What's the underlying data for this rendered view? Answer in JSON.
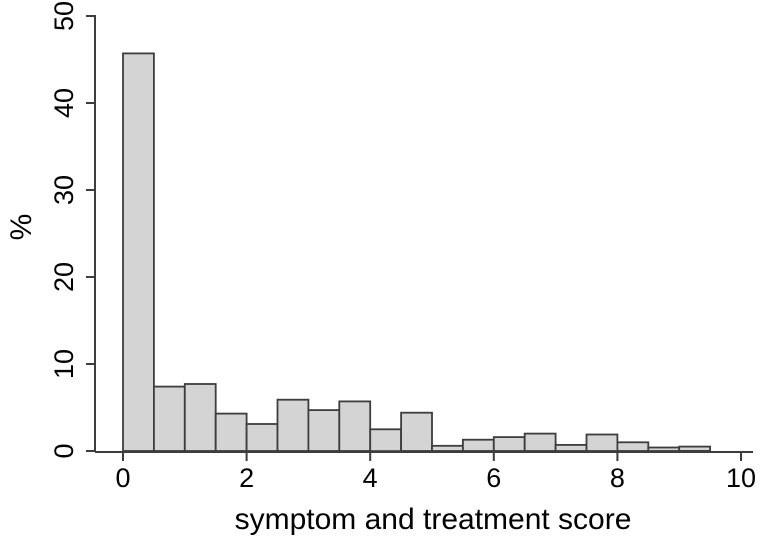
{
  "figure": {
    "background": "#ffffff",
    "axis_color": "#3d3d3d",
    "text_color": "#000000"
  },
  "chart_data": {
    "type": "bar",
    "subtype": "histogram",
    "title": "",
    "xlabel": "symptom and treatment score",
    "ylabel": "%",
    "bin_edges": [
      0,
      0.5,
      1,
      1.5,
      2,
      2.5,
      3,
      3.5,
      4,
      4.5,
      5,
      5.5,
      6,
      6.5,
      7,
      7.5,
      8,
      8.5,
      9,
      9.5
    ],
    "values": [
      45.7,
      7.4,
      7.7,
      4.3,
      3.1,
      5.9,
      4.7,
      5.7,
      2.5,
      4.4,
      0.6,
      1.3,
      1.6,
      2.0,
      0.7,
      1.9,
      1.0,
      0.4,
      0.5
    ],
    "x_ticks": [
      0,
      2,
      4,
      6,
      8,
      10
    ],
    "y_ticks": [
      0,
      10,
      20,
      30,
      40,
      50
    ],
    "xlim": [
      0,
      10
    ],
    "ylim": [
      0,
      50
    ],
    "grid": false,
    "legend": null,
    "bar_fill": "#d4d4d4",
    "bar_stroke": "#3d3d3d"
  }
}
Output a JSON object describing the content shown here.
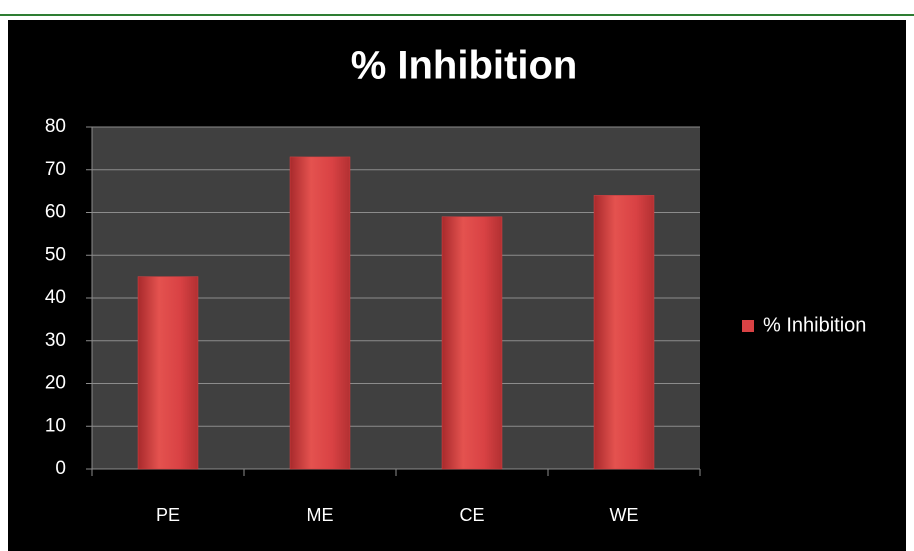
{
  "chart_data": {
    "type": "bar",
    "title": "% Inhibition",
    "categories": [
      "PE",
      "ME",
      "CE",
      "WE"
    ],
    "series": [
      {
        "name": "% Inhibition",
        "color": "#d94244",
        "values": [
          45,
          73,
          59,
          64
        ]
      }
    ],
    "ylim": [
      0,
      80
    ],
    "yticks": [
      0,
      10,
      20,
      30,
      40,
      50,
      60,
      70,
      80
    ],
    "grid": true,
    "legend": "right"
  }
}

§ **Task goal**
Every entry above is to be set down exactly; the pictures are to be left out.

§ **Solved exercise**
What's the underlying data for this rendered view? Answer in JSON.
{
  "figure": {
    "background": "#ffffff",
    "axis_color": "#3d3d3d",
    "text_color": "#000000"
  },
  "chart_data": {
    "type": "bar",
    "subtype": "histogram",
    "title": "",
    "xlabel": "symptom and treatment score",
    "ylabel": "%",
    "bin_edges": [
      0,
      0.5,
      1,
      1.5,
      2,
      2.5,
      3,
      3.5,
      4,
      4.5,
      5,
      5.5,
      6,
      6.5,
      7,
      7.5,
      8,
      8.5,
      9,
      9.5
    ],
    "values": [
      45.7,
      7.4,
      7.7,
      4.3,
      3.1,
      5.9,
      4.7,
      5.7,
      2.5,
      4.4,
      0.6,
      1.3,
      1.6,
      2.0,
      0.7,
      1.9,
      1.0,
      0.4,
      0.5
    ],
    "x_ticks": [
      0,
      2,
      4,
      6,
      8,
      10
    ],
    "y_ticks": [
      0,
      10,
      20,
      30,
      40,
      50
    ],
    "xlim": [
      0,
      10
    ],
    "ylim": [
      0,
      50
    ],
    "grid": false,
    "legend": null,
    "bar_fill": "#d4d4d4",
    "bar_stroke": "#3d3d3d"
  }
}
Output a JSON object describing the content shown here.
{
  "chart_data": {
    "type": "bar",
    "title": "% Inhibition",
    "categories": [
      "PE",
      "ME",
      "CE",
      "WE"
    ],
    "series": [
      {
        "name": "% Inhibition",
        "color": "#d94244",
        "values": [
          45,
          73,
          59,
          64
        ]
      }
    ],
    "ylim": [
      0,
      80
    ],
    "yticks": [
      0,
      10,
      20,
      30,
      40,
      50,
      60,
      70,
      80
    ],
    "grid": true,
    "legend": "right"
  }
}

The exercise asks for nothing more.